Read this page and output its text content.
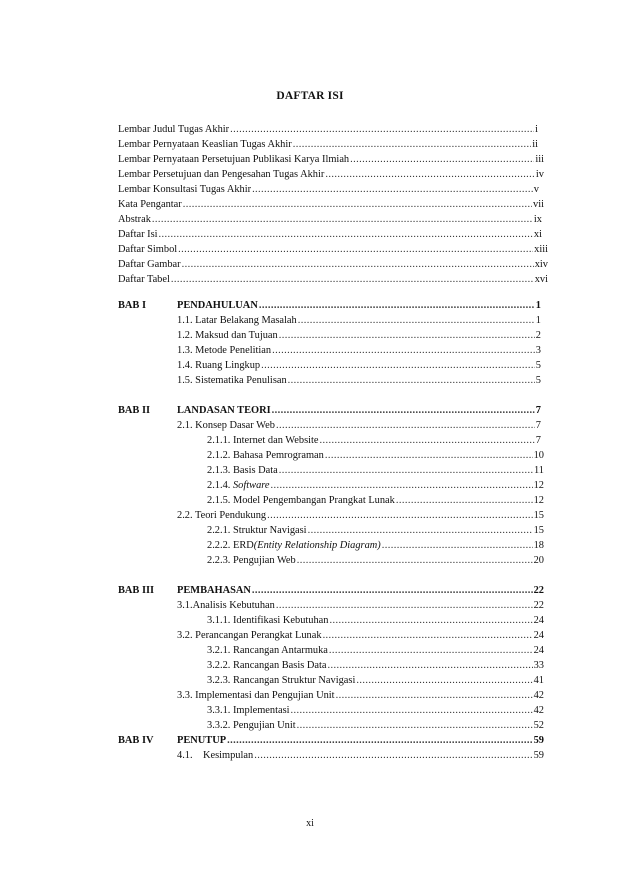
DAFTAR ISI
Lembar Judul Tugas Akhir .....	i
Lembar Pernyataan Keaslian Tugas Akhir .....	ii
Lembar Pernyataan Persetujuan Publikasi Karya Ilmiah .....	iii
Lembar Persetujuan dan Pengesahan Tugas Akhir .....	iv
Lembar Konsultasi Tugas Akhir .....	v
Kata Pengantar .....	vii
Abstrak .....	ix
Daftar Isi .....	xi
Daftar Simbol .....	xiii
Daftar Gambar .....	xiv
Daftar Tabel .....	xvi
BAB I	PENDAHULUAN .....	1
1.1. Latar Belakang Masalah .....	1
1.2. Maksud dan Tujuan .....	2
1.3. Metode Penelitian .....	3
1.4. Ruang Lingkup .....	5
1.5. Sistematika Penulisan .....	5
BAB II	LANDASAN TEORI .....	7
2.1. Konsep Dasar Web .....	7
2.1.1. Internet dan Website .....	7
2.1.2. Bahasa Pemrograman .....	10
2.1.3. Basis Data .....	11
2.1.4. Software .....	12
2.1.5. Model Pengembangan Prangkat Lunak .....	12
2.2. Teori Pendukung .....	15
2.2.1. Struktur Navigasi .....	15
2.2.2. ERD(Entity Relationship Diagram) .....	18
2.2.3. Pengujian Web .....	20
BAB III PEMBAHASAN .....	22
3.1.Analisis Kebutuhan .....	22
3.1.1. Identifikasi Kebutuhan .....	24
3.2. Perancangan Perangkat Lunak .....	24
3.2.1. Rancangan Antarmuka .....	24
3.2.2. Rancangan Basis Data .....	33
3.2.3. Rancangan Struktur Navigasi .....	41
3.3. Implementasi dan Pengujian Unit .....	42
3.3.1. Implementasi .....	42
3.3.2. Pengujian Unit .....	52
BAB IV PENUTUP .....	59
4.1.    Kesimpulan .....	59
xi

### STATED GOAL:
Repeat the records above exactly, leaving out the pictures.

### TASK SOLUTION:
Read this page and output its text content.
DAFTAR ISI
Lembar Judul Tugas Akhir .....	i
Lembar Pernyataan Keaslian Tugas Akhir .....	ii
Lembar Pernyataan Persetujuan Publikasi Karya Ilmiah .....	iii
Lembar Persetujuan dan Pengesahan Tugas Akhir .....	iv
Lembar Konsultasi Tugas Akhir .....	v
Kata Pengantar .....	vii
Abstrak .....	ix
Daftar Isi .....	xi
Daftar Simbol .....	xiii
Daftar Gambar .....	xiv
Daftar Tabel .....	xvi
BAB I	PENDAHULUAN .....	1
1.1. Latar Belakang Masalah .....	1
1.2. Maksud dan Tujuan .....	2
1.3. Metode Penelitian .....	3
1.4. Ruang Lingkup .....	5
1.5. Sistematika Penulisan .....	5
BAB II	LANDASAN TEORI .....	7
2.1. Konsep Dasar Web .....	7
2.1.1. Internet dan Website .....	7
2.1.2. Bahasa Pemrograman .....	10
2.1.3. Basis Data .....	11
2.1.4. Software .....	12
2.1.5. Model Pengembangan Prangkat Lunak .....	12
2.2. Teori Pendukung .....	15
2.2.1. Struktur Navigasi .....	15
2.2.2. ERD(Entity Relationship Diagram) .....	18
2.2.3. Pengujian Web .....	20
BAB III PEMBAHASAN .....	22
3.1.Analisis Kebutuhan .....	22
3.1.1. Identifikasi Kebutuhan .....	24
3.2. Perancangan Perangkat Lunak .....	24
3.2.1. Rancangan Antarmuka .....	24
3.2.2. Rancangan Basis Data .....	33
3.2.3. Rancangan Struktur Navigasi .....	41
3.3. Implementasi dan Pengujian Unit .....	42
3.3.1. Implementasi .....	42
3.3.2. Pengujian Unit .....	52
BAB IV PENUTUP .....	59
4.1.    Kesimpulan .....	59
xi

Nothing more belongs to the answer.